What the task requires: Work out how many lines in the data hold the word "температуры", and reply with that number only.

** start of Exercise inputs **

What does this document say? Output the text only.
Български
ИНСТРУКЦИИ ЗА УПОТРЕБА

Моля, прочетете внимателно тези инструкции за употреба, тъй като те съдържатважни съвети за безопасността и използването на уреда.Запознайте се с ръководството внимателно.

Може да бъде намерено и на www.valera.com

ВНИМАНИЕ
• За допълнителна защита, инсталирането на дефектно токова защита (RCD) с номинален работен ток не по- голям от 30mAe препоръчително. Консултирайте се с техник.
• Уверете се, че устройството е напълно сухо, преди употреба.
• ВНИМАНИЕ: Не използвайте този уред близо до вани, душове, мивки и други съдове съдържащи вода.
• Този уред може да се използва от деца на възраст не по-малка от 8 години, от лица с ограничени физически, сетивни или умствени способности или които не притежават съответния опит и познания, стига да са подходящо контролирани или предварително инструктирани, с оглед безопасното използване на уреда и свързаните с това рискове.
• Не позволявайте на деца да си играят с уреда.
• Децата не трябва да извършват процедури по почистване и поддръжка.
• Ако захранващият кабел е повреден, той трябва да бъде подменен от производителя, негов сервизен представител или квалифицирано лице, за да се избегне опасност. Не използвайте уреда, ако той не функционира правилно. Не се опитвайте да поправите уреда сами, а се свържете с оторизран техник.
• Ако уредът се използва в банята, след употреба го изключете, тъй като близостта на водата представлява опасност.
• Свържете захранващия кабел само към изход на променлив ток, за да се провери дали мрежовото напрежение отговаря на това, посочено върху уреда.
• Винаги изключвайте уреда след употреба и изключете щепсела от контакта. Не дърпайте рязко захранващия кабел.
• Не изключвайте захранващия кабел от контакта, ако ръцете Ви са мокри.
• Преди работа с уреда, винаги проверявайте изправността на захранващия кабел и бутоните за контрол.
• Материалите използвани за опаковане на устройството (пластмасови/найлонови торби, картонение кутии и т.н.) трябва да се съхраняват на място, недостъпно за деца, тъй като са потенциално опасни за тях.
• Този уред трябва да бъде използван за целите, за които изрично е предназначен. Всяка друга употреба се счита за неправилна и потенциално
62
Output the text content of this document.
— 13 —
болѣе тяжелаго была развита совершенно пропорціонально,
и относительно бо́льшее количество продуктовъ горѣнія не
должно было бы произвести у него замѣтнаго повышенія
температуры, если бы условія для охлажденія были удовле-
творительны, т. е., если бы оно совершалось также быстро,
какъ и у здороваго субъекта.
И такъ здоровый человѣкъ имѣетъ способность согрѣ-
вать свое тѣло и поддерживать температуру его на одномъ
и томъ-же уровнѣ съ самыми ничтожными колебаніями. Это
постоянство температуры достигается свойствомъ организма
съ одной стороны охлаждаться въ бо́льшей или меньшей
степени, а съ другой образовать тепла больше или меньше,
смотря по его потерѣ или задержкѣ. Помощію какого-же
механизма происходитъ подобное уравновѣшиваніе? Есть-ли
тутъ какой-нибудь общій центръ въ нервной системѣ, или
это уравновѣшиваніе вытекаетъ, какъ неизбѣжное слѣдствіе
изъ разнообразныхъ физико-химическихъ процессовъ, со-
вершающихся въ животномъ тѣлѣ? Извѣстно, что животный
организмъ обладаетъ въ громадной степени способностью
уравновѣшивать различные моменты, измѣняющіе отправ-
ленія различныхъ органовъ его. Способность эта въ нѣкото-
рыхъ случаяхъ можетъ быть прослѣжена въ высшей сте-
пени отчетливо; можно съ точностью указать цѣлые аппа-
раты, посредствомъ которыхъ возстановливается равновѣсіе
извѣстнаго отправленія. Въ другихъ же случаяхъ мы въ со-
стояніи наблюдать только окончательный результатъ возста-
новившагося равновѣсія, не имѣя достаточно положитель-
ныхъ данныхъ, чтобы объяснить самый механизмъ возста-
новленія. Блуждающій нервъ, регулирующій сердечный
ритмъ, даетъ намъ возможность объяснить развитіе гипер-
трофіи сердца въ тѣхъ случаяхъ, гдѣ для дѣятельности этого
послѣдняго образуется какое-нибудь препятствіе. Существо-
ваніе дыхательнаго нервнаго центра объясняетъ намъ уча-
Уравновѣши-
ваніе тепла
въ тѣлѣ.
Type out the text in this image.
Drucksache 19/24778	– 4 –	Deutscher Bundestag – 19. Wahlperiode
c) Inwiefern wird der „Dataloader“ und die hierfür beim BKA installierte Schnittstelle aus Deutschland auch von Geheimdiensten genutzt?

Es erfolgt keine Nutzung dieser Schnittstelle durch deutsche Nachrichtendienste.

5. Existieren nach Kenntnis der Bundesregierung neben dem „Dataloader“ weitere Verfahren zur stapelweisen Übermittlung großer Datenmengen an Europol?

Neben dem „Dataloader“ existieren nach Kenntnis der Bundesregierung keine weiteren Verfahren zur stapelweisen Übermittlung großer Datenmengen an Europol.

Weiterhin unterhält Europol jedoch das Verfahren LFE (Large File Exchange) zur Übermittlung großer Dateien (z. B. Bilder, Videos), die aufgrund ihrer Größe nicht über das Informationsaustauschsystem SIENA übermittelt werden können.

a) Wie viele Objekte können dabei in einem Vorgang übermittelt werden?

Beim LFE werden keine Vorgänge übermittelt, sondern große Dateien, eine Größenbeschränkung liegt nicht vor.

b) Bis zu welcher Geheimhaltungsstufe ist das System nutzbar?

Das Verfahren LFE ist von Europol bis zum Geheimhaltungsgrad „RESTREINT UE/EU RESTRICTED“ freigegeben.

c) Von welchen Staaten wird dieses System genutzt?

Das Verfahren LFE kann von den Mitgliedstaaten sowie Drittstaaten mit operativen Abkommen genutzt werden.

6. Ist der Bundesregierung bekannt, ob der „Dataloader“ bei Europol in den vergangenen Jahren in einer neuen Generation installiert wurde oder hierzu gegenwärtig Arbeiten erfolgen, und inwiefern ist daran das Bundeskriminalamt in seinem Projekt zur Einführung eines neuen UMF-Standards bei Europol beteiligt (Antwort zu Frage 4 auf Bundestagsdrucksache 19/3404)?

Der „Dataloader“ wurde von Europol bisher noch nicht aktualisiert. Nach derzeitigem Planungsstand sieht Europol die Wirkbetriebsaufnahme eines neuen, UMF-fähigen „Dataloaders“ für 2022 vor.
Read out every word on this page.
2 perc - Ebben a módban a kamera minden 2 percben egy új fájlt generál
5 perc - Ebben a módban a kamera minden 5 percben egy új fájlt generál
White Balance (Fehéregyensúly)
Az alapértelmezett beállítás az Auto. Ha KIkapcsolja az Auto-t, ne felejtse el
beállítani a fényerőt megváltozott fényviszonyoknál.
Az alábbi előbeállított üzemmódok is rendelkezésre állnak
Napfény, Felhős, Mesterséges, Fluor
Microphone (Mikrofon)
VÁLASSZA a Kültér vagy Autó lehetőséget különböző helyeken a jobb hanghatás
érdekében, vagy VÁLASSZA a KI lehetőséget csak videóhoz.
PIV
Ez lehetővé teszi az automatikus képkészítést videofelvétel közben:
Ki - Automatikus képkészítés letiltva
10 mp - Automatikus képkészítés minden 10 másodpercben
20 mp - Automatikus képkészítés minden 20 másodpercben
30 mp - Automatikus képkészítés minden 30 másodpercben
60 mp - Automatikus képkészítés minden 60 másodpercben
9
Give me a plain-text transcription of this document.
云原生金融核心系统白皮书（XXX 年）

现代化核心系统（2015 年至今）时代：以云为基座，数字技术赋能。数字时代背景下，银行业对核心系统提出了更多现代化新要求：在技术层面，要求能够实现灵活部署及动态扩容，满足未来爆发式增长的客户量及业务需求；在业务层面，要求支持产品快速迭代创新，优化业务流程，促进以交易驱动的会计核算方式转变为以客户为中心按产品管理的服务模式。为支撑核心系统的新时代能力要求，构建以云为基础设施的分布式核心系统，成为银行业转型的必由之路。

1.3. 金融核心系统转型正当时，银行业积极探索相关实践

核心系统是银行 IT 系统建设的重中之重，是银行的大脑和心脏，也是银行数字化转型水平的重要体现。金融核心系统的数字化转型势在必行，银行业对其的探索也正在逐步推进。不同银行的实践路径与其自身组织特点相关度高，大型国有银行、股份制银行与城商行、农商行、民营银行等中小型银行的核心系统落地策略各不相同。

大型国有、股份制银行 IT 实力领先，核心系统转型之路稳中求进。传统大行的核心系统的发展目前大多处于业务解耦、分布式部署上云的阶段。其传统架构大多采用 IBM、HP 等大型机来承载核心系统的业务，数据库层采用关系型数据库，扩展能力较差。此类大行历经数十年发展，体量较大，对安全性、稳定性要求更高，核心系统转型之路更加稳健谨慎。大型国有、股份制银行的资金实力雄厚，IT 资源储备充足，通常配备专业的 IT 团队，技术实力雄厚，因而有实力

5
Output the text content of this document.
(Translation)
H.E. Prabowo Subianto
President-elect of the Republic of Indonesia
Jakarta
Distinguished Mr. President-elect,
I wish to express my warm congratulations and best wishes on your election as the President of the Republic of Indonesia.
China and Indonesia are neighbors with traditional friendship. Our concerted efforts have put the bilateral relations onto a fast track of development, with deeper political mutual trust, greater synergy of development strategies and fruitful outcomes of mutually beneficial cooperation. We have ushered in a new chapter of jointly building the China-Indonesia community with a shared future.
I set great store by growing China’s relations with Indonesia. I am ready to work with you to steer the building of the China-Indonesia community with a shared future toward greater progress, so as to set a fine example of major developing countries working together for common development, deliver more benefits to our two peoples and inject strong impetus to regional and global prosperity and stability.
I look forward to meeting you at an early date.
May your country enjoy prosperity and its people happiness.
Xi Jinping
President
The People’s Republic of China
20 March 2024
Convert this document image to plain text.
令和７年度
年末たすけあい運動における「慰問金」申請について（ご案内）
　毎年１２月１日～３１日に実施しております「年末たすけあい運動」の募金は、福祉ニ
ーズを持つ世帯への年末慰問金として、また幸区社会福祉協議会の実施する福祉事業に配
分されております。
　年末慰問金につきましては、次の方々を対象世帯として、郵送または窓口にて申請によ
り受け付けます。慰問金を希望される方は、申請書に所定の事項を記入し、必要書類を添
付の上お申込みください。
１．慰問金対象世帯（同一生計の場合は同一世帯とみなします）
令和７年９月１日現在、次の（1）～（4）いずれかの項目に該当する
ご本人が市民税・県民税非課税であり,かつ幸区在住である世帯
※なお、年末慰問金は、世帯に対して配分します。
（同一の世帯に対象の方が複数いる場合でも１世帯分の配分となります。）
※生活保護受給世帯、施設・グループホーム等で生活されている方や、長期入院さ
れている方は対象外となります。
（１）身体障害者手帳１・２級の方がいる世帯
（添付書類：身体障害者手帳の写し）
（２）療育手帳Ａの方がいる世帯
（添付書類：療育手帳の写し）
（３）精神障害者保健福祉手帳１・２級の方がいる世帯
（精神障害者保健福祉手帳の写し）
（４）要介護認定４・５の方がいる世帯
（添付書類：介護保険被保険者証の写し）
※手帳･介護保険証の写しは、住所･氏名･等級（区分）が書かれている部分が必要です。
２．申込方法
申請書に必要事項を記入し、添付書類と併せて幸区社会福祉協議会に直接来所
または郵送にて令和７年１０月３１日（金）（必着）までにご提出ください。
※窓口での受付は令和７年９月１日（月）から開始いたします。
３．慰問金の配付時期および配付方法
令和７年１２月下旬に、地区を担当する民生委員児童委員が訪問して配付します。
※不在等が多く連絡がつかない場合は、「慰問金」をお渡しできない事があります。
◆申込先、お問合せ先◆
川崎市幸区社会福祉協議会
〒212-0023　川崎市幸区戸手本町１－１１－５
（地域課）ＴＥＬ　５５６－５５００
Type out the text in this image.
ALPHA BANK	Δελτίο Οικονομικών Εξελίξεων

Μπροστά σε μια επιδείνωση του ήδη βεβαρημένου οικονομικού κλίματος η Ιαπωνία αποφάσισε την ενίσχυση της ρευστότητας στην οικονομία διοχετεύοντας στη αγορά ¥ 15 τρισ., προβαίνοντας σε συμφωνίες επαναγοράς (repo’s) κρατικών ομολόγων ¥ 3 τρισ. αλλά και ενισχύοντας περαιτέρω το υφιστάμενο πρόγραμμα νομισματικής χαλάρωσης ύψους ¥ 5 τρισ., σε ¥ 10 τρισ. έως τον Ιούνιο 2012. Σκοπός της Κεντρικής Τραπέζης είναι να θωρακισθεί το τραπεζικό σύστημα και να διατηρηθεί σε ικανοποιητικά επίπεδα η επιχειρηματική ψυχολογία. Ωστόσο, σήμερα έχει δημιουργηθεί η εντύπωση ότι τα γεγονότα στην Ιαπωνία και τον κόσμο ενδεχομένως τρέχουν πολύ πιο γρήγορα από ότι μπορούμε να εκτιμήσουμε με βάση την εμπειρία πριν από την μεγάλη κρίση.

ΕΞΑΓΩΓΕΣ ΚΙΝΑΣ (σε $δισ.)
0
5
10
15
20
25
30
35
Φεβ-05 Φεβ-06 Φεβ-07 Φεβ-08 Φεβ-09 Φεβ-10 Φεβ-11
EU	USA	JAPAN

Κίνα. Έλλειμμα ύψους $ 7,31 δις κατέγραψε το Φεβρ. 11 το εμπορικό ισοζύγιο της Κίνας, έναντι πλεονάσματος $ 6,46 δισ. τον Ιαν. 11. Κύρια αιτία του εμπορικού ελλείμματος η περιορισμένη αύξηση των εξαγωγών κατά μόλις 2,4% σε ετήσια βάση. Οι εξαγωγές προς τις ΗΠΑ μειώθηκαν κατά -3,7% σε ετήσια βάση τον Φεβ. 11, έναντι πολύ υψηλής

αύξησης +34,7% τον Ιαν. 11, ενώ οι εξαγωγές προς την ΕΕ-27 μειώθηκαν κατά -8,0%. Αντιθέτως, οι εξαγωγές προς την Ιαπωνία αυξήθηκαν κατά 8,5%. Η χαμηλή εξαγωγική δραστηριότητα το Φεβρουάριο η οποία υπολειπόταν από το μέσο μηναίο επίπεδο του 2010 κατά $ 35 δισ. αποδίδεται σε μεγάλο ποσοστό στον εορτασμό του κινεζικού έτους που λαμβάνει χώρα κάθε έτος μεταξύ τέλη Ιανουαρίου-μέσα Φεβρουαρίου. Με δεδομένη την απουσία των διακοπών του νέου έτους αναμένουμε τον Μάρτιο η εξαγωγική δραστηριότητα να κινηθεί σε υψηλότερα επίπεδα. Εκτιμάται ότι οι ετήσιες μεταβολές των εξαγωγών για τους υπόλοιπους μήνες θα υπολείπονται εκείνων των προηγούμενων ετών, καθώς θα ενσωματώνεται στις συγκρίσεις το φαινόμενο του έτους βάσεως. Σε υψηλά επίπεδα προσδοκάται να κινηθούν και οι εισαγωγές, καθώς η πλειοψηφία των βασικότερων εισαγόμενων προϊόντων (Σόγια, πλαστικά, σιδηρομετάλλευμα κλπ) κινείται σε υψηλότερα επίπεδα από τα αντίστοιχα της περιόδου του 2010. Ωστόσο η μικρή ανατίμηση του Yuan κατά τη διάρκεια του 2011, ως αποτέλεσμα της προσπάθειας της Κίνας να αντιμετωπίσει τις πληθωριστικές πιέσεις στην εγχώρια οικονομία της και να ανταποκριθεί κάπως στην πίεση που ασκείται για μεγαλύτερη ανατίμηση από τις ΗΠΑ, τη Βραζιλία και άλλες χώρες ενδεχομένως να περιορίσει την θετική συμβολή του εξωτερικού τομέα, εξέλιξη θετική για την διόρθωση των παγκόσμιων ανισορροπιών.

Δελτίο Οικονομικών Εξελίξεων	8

** end of Exercise inputs **

Reply to the task: 2